═══ DATA SUPPLIED ═══
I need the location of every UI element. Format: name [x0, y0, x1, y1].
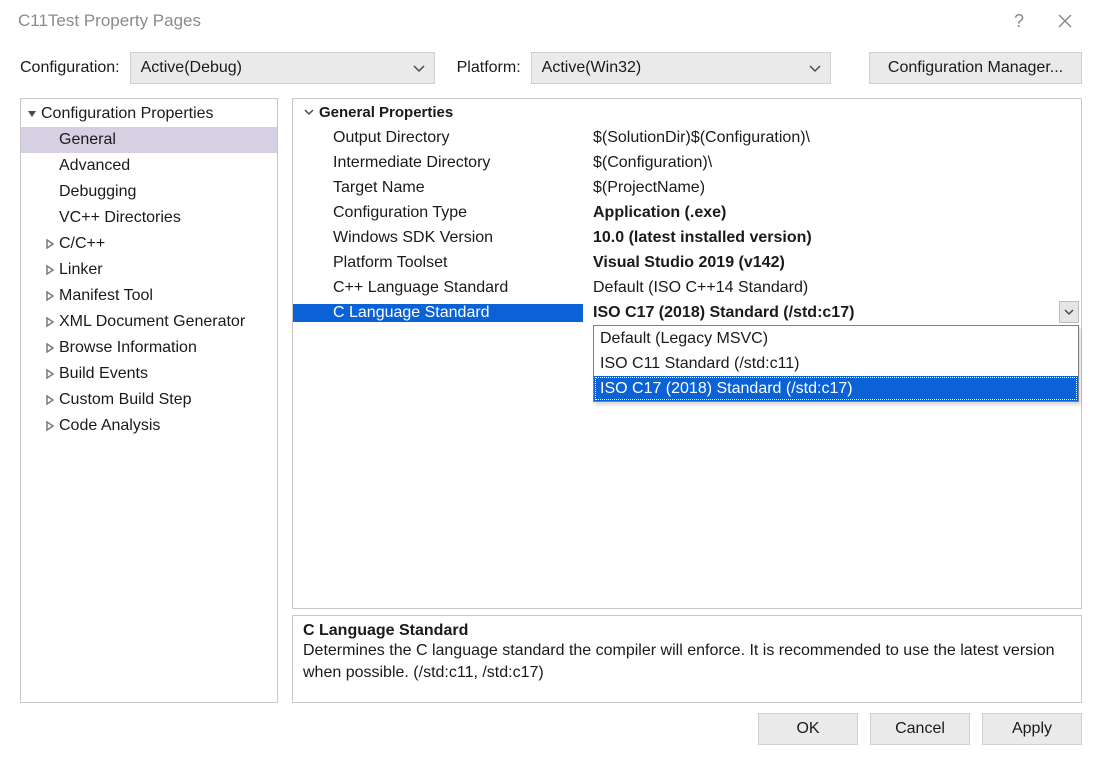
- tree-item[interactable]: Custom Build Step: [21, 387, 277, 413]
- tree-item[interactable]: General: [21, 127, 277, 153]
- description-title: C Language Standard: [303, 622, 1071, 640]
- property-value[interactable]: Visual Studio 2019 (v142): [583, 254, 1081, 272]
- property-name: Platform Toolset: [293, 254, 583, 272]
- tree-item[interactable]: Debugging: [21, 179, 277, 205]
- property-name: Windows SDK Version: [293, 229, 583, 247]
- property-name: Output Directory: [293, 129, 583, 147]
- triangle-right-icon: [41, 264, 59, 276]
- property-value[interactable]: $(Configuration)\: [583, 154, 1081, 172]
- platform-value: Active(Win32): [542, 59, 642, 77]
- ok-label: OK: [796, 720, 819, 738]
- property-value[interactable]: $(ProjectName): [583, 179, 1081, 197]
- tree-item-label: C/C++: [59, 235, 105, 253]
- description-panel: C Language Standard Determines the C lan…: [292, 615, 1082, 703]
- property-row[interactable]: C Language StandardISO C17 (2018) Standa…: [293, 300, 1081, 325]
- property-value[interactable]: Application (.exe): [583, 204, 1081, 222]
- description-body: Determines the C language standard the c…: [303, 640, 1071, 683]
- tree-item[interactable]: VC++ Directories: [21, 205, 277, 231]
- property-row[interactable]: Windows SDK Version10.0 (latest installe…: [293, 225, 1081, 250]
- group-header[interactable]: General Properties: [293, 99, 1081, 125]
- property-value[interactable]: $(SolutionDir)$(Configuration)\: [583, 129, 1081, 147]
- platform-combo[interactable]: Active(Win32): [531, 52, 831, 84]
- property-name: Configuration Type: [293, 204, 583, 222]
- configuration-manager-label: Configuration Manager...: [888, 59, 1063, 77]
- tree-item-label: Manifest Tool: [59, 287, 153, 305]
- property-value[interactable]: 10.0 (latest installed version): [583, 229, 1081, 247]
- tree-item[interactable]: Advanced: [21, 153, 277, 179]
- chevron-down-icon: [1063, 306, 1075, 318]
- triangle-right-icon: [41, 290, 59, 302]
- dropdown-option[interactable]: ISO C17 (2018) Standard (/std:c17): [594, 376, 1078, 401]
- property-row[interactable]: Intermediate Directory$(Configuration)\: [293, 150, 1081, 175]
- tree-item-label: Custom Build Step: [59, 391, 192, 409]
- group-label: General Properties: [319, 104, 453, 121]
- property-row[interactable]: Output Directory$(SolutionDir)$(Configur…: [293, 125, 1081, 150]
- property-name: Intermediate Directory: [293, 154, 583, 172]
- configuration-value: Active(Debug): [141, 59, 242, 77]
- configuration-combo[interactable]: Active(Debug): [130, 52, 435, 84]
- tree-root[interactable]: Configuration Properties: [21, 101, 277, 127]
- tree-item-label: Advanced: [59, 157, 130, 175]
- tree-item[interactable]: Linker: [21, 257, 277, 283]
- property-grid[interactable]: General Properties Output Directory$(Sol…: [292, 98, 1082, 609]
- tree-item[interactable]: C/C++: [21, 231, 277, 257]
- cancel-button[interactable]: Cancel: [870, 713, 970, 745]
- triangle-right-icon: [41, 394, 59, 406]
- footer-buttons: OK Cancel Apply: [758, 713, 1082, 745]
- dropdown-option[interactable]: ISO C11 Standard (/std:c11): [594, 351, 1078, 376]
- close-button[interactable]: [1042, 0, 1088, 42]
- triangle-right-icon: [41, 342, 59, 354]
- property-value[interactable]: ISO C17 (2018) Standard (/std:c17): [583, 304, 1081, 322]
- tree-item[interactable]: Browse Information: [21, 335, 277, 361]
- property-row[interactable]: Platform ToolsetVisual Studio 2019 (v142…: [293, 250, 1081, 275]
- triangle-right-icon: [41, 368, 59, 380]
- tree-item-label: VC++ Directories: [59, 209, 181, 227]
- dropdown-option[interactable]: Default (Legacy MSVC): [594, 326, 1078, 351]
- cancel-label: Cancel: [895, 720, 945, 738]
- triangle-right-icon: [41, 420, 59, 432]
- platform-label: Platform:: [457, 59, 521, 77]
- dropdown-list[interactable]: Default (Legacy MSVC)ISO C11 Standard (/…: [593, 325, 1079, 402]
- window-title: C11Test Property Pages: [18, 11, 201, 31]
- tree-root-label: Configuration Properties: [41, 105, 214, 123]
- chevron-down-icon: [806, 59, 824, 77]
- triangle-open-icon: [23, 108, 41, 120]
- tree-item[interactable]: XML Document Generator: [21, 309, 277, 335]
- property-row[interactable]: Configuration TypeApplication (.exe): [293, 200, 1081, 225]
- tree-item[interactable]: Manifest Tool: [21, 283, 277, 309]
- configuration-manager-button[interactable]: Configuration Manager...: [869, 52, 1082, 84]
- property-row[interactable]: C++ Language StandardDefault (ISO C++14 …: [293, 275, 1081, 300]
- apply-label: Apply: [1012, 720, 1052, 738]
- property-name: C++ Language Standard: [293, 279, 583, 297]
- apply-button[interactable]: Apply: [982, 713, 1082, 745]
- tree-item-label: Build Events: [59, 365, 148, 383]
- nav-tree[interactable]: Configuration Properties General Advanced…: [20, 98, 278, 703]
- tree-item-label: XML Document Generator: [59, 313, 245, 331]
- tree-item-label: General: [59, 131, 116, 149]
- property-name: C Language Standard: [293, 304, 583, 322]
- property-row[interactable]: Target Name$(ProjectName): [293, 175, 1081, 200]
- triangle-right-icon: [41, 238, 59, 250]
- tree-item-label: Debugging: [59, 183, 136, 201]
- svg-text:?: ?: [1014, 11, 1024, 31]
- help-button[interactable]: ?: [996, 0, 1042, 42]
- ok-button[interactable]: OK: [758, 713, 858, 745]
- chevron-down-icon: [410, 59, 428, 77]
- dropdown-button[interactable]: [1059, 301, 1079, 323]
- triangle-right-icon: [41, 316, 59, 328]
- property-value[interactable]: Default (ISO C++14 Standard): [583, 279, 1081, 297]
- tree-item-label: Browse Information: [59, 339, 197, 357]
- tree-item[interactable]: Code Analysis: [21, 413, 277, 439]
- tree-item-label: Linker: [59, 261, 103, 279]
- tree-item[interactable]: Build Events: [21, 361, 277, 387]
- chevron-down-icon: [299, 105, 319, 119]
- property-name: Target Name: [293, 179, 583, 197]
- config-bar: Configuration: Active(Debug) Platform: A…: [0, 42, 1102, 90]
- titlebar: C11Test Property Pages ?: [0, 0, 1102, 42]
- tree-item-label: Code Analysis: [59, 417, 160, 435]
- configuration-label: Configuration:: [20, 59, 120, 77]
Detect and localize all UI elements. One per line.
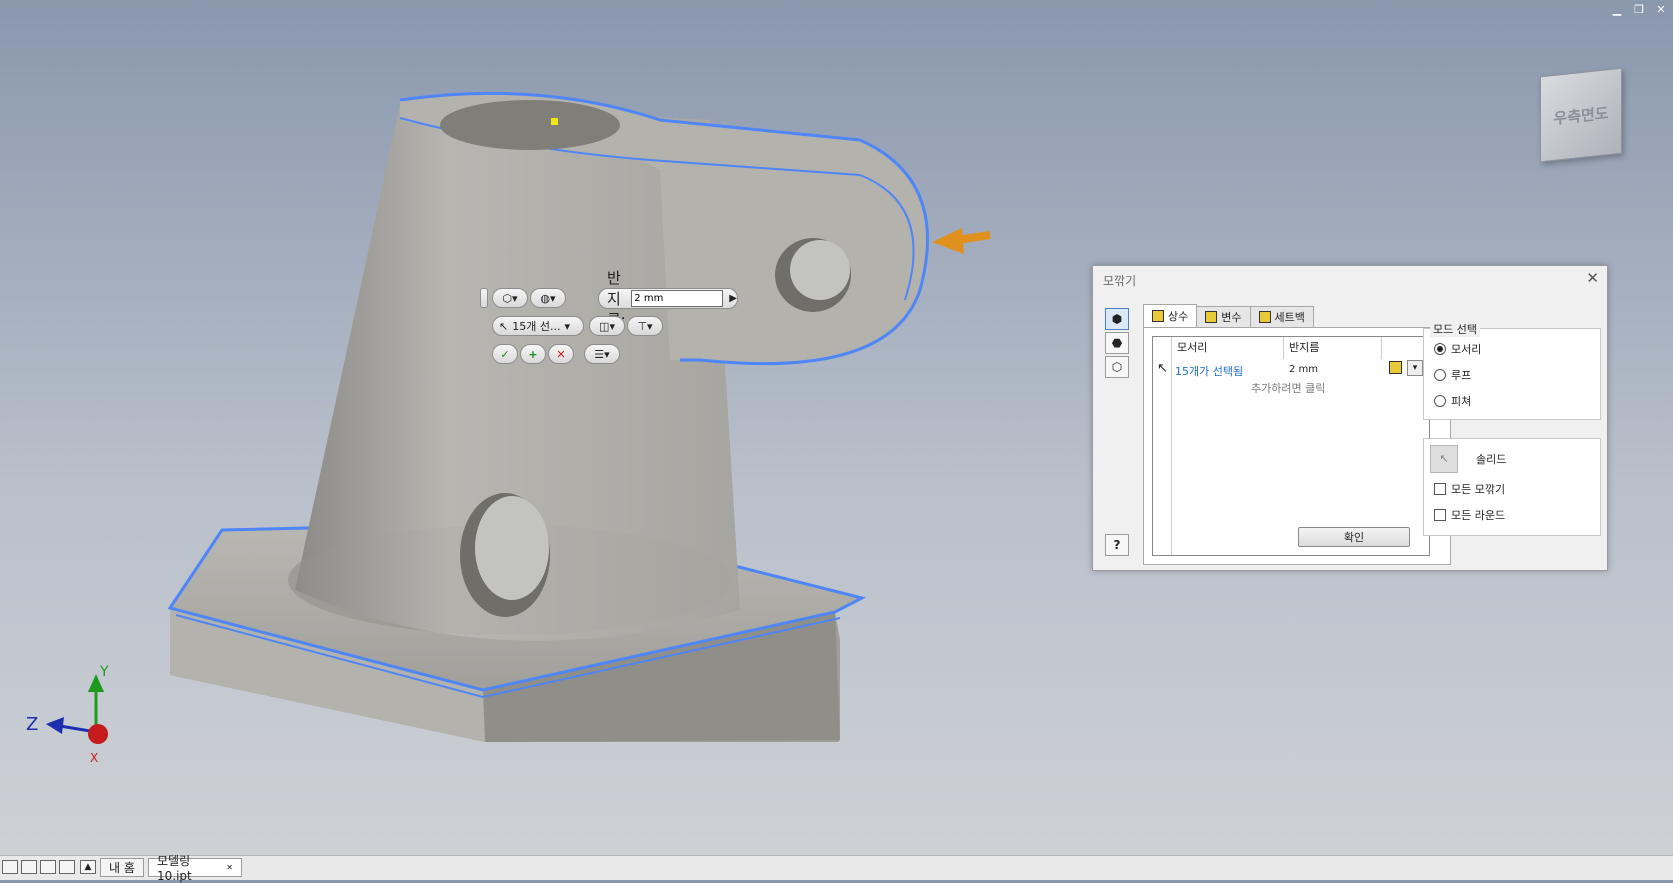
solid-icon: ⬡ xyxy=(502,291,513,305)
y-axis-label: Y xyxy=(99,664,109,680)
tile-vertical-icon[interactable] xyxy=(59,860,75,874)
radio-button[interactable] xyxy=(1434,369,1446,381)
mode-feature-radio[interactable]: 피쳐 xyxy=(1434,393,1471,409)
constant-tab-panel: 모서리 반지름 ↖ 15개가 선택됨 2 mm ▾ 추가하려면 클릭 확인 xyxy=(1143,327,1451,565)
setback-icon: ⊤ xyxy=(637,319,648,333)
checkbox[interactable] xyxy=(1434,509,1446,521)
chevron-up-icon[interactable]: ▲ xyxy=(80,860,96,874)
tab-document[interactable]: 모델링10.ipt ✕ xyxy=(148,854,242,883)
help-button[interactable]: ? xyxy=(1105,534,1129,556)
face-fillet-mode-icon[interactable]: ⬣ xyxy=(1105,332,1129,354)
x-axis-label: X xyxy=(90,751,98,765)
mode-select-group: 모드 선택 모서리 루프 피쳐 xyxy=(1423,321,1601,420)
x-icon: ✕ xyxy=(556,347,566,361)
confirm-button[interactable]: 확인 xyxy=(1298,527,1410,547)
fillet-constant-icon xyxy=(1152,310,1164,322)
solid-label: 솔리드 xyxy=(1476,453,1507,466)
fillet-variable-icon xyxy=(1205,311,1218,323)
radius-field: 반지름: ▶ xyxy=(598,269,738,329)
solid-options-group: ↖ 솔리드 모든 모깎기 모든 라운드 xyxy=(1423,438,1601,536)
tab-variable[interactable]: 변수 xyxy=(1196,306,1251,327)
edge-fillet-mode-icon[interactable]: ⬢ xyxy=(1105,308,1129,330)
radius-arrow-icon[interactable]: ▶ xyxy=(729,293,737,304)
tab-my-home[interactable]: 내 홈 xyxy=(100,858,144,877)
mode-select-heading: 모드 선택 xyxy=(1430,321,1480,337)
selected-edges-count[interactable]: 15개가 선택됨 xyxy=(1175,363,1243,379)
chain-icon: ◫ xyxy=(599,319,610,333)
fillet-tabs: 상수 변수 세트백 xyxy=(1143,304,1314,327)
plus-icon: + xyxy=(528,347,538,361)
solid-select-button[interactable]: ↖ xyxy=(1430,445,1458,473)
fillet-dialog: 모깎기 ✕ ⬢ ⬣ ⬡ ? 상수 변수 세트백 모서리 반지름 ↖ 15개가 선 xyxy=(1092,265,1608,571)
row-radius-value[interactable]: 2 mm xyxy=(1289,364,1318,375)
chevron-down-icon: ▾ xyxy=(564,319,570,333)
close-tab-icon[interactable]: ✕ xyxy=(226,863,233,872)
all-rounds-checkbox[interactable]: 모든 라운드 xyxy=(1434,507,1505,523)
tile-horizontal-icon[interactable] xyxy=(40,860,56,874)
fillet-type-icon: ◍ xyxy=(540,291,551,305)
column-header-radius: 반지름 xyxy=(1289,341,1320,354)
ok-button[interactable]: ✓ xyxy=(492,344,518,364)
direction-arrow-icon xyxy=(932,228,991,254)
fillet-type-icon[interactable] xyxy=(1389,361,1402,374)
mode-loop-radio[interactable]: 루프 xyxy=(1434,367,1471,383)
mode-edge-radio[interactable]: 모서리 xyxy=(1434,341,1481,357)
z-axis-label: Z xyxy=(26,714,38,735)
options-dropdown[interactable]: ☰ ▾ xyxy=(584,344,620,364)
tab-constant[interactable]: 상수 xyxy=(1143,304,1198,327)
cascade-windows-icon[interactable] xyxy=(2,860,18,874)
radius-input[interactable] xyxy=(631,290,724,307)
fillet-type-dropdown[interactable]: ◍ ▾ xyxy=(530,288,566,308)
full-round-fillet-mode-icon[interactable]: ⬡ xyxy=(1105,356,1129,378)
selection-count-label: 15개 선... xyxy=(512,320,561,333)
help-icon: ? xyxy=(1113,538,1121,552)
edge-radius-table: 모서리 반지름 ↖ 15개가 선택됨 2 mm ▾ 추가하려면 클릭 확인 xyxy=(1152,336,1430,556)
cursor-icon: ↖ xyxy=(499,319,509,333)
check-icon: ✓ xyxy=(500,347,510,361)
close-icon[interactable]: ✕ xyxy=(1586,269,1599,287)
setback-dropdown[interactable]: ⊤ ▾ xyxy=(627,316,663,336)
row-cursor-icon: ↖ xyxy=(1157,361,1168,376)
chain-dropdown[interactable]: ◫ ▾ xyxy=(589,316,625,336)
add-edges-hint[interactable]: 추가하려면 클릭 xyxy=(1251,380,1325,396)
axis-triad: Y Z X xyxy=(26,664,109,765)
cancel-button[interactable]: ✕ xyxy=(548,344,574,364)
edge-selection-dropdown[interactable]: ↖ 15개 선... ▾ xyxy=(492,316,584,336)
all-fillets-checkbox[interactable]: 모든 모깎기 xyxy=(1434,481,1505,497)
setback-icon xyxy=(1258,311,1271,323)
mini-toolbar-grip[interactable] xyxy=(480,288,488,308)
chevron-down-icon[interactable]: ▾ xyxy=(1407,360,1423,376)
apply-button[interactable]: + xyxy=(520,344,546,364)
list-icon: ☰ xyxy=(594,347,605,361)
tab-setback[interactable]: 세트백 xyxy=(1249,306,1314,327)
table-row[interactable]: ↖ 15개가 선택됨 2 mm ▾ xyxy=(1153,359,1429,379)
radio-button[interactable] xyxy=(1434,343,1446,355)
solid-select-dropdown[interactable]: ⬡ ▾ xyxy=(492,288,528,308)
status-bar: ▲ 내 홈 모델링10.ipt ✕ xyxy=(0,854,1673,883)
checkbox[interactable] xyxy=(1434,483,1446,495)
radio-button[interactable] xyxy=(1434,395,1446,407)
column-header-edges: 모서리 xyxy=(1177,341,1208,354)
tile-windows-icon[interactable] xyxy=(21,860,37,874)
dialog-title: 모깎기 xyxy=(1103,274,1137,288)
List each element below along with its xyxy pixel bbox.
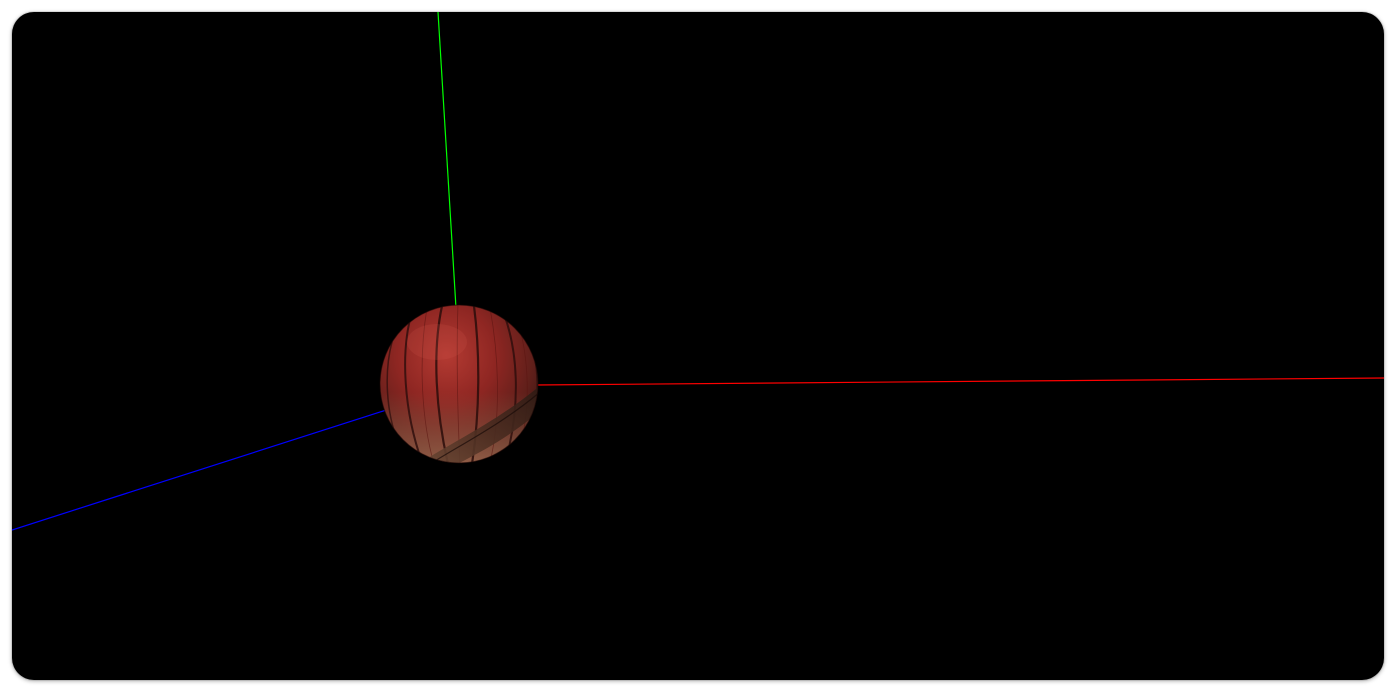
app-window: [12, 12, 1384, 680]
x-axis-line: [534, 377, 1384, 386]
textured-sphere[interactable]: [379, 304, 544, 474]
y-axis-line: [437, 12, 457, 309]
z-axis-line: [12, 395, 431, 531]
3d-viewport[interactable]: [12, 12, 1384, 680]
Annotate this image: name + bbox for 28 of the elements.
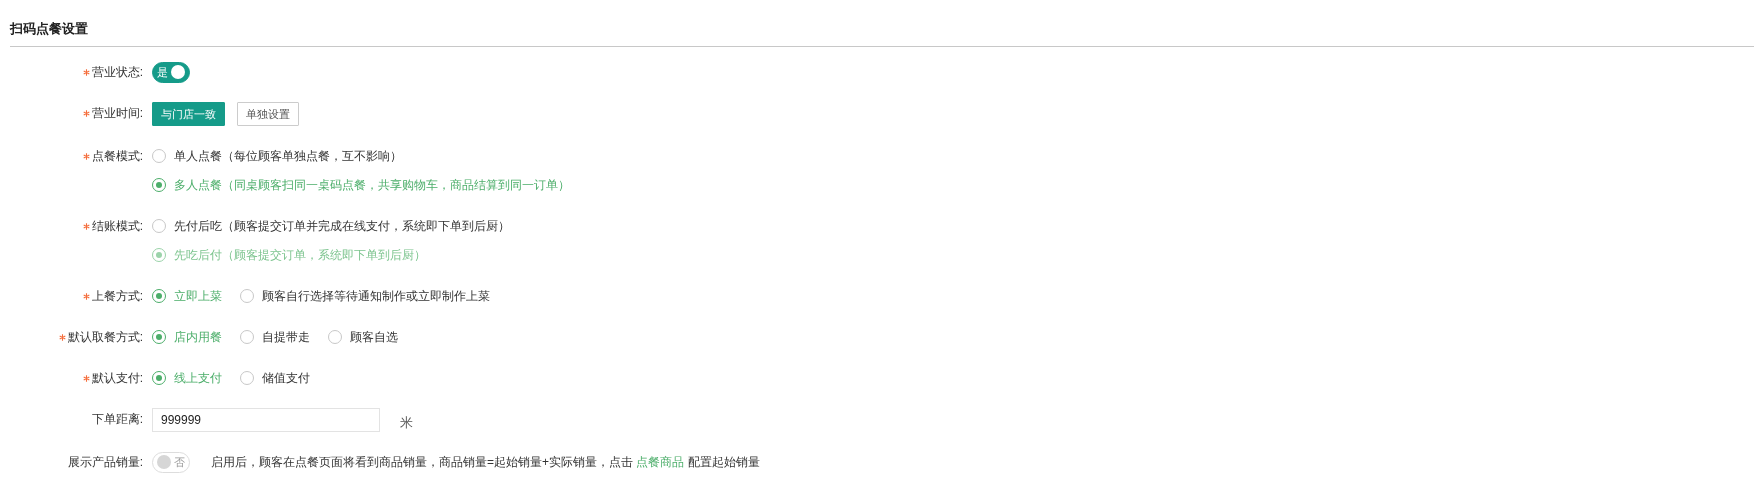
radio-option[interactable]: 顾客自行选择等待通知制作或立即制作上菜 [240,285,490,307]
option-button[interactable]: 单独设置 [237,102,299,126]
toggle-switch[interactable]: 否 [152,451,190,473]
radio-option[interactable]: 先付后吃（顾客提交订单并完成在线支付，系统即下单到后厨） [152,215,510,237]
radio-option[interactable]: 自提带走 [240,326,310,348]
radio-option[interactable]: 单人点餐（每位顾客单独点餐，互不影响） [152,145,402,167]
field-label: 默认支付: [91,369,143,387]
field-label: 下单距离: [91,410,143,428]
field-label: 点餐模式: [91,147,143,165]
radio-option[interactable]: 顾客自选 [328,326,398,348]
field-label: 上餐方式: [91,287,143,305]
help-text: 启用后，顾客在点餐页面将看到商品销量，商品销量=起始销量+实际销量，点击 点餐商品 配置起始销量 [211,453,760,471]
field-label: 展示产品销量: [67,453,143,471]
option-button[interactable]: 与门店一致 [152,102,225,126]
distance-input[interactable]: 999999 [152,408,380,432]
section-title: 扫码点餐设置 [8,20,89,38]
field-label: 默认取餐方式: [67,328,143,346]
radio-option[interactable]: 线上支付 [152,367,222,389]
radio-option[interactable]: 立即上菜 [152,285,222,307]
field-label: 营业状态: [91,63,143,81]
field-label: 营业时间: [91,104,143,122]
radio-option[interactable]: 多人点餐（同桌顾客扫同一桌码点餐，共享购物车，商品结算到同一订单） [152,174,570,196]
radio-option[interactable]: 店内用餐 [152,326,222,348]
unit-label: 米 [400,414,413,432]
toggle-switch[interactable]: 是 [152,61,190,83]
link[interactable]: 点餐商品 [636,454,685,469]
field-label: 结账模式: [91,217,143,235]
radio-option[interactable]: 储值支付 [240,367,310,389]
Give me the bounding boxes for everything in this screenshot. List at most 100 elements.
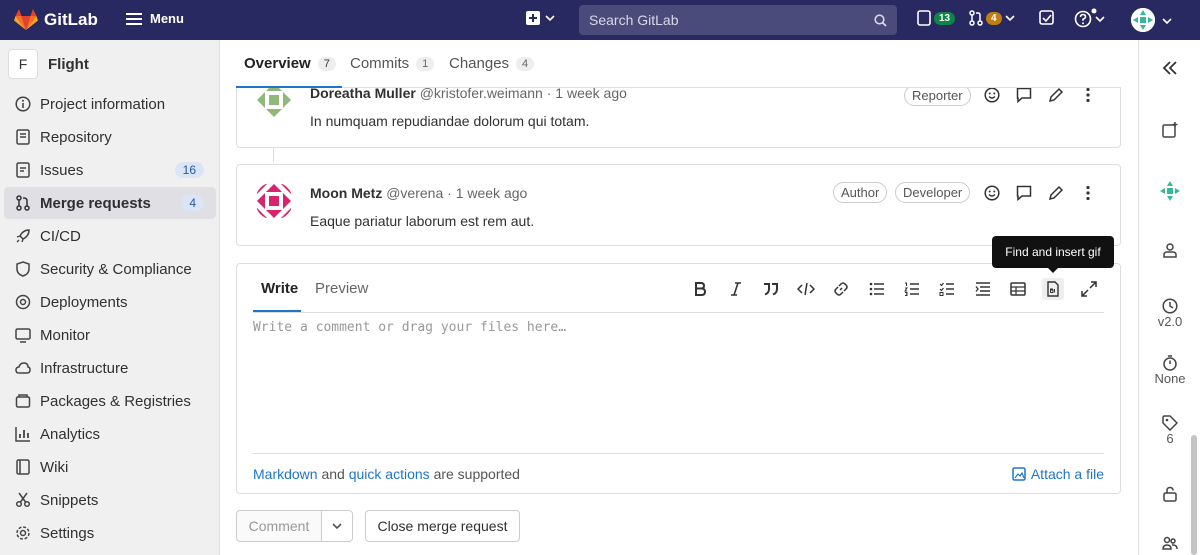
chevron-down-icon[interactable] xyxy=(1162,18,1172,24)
═══
§ **EXERCISE GOAL**: Write out again, unchanged, the lines from the one containing "- tree-item[interactable]: Custom" through the one containing "154, 1081, 172]", both included.

§ **SOLUTION BELOW**:
- tree-item[interactable]: Custom Build Step: [21, 387, 277, 413]
- tree-item[interactable]: General: [21, 127, 277, 153]
- description-title: C Language Standard: [303, 622, 1071, 640]
- property-value[interactable]: Visual Studio 2019 (v142): [583, 254, 1081, 272]
- property-name: Platform Toolset: [293, 254, 583, 272]
- tree-item[interactable]: Debugging: [21, 179, 277, 205]
- property-name: Windows SDK Version: [293, 229, 583, 247]
- property-name: Output Directory: [293, 129, 583, 147]
- triangle-right-icon: [41, 264, 59, 276]
- property-value[interactable]: $(Configuration)\: [583, 154, 1081, 172]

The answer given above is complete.